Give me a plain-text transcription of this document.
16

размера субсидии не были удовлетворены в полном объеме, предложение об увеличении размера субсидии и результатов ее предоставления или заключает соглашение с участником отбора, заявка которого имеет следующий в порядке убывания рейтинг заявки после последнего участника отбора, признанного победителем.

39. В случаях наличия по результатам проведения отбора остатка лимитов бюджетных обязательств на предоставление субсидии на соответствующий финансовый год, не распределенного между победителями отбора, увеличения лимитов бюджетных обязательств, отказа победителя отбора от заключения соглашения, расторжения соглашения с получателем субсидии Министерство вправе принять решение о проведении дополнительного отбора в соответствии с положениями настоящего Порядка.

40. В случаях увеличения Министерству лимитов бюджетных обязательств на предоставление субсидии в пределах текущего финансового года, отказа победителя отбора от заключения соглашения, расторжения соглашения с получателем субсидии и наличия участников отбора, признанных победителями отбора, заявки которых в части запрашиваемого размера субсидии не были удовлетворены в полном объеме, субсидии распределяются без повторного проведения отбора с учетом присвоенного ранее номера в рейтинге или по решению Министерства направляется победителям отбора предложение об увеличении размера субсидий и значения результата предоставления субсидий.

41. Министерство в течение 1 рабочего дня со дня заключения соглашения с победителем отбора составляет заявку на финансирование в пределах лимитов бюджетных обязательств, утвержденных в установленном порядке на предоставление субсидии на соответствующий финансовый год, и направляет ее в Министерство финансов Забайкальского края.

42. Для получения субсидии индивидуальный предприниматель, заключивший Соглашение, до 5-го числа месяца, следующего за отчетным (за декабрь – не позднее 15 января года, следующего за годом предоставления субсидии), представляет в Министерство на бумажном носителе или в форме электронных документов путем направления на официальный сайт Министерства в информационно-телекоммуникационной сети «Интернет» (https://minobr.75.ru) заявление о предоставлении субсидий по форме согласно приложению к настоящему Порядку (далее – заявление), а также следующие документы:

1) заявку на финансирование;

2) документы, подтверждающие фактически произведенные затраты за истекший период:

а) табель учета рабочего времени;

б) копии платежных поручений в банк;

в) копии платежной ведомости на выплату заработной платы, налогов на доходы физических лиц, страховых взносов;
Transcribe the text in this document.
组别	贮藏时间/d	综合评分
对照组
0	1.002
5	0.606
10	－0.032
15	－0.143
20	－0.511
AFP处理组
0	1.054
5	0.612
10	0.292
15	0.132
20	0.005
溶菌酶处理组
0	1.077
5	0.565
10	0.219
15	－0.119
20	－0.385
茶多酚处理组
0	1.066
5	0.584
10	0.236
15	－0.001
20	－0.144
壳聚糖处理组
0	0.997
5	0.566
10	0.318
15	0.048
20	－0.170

# AIM OF THE EXERCISE
Copy every line above that holds the word "финансирование".

# SOLVED EXERCISE
41. Министерство в течение 1 рабочего дня со дня заключения соглашения с победителем отбора составляет заявку на финансирование в пределах лимитов бюджетных обязательств, утвержденных в установленном порядке на предоставление субсидии на соответствующий финансовый год, и направляет ее в Министерство финансов Забайкальского края.
1) заявку на финансирование;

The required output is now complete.